WORK REQUEST:
In the excerpt below on the Israeli-Palestinian peace talks, what did Tzipi Livni say she was at the Washington talks to do?

EXCERPT PROVIDED:
━━━
Without universally accepted terms of reference to peace talks, Israeli negotiators will once again have a heyday squeezing concessions out of the Palestinians and the United States will have an open field imposing its own will, which so far has been lopsided and more mindful of domestic considerations rather than international public opinion and legality.

Tzipi Livni’s remarks at the inaugural meeting of the Washington talks last week set the tone of how the Israeli government intends to perpetuate the same sterile framework of the last twenty years of failed negotiations.

She was there not to discuss the past, but plan the future, she said.

Coming from an official of a state that built its present on claims its representatives say go back thousands of years, shredding in the process the very fabric of Palestinian society, it is facile to now say let’s forget the past of Palestinian dispossession and only discuss the future.

More critically, the skewed framework has allowed Israel to not only ignore past injustices it has committed against the Palestinians, but to carry on committing them. Israel has been using the peace process to buy itself the time needed to continue its colonisation of Palestinian land and thereby render any future Palestinian state dependent and unviable. Peace, for Israel, has been at best a short-term tactic, never a long-term strategy.

As Rashid Khalidi extensively documents in Brokers of Deceit: How the US Has Undermined Peace in the Middle East, successive US administrations were not oblivious to this reality. The US can’t even bring itself to pronounce a mumbling word about Palestinian self-determination and continues to cajole Israel with enormous military aid and Security Council vetoes, helping settlements mushroom and the prospects of a peace settlement rot. 

Of course, there is an obvious way out of this logjam. 

Imagine if one day the United States government ceases to be Israel’s unconditional ally. After all, supporting Israel has already cost the US billions of dollars in American taxpayers’ money, diplomatic and political isolation, and growing unpopularity almost worldwide, and has dealt a blow to “American values”. With Israel’s illegal and discriminatory policies only worsening, the administration could soon run out of arguments as to why it continues to politically, financially and militarily support a state that uses American weaponry to bomb, intimidate and dispossess people on the basis of race and religion.

Sooner or later, US administrations will also have to reckon with a better-informed public opinion and growing international solidarity movements in support of the Palestinians. Even with its European allies, how much longer can US diplomacy defend its “dual discourse” expressing support for people’s fundamental human rights while keeping a deadly silence on the daily violations committed against the Palestinians?

Would it be outrageous for the US president to one day stand up and boldly tell the world some simple truths about the Palestinian people: how , under all kinds of pretexts, from divine scriptures to the horrendous crimes European powers committed against the Jewish people, Palestinians were dispossessed, exiled or rendered strangers in their own homeland?

Such plain and honest discourse would be a game changer. It could set in motion a radical rethinking of the peace process and a recognition that so long as it is based on power politics, not international law, that process could never lead to a just peace. Grounding peace talks in international law would put an end to the cynical manipulation of the peace process as a bait-and-switch strategy and alleviate the colossal disparity in power between Palestinians and Israelis. 

Failing that, peace will remain a chimera and American soft power will continue to erode as world public opinion will grow more skeptical of the US commitment to much flaunted but often flouted American values.

Nada Tarbush is a recent graduate of Sciences Po Paris and Columbia University, where she specialised in economic and political development, international security, and history / politics of the Middle East. Some of her writings have appeared in The Hill and the Journal of International Affairs.
━━━
ENTRIES PROVIDED:
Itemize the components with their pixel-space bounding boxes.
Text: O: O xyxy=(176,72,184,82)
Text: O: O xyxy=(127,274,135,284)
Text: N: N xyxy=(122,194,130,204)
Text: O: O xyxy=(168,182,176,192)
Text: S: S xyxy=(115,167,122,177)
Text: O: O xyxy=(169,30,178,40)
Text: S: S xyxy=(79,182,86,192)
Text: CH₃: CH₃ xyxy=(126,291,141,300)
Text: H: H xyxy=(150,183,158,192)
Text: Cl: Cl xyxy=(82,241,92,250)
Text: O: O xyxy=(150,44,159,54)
━━━
EXPECTED OUTPUT:
She said she was there to plan the future, not to discuss the past.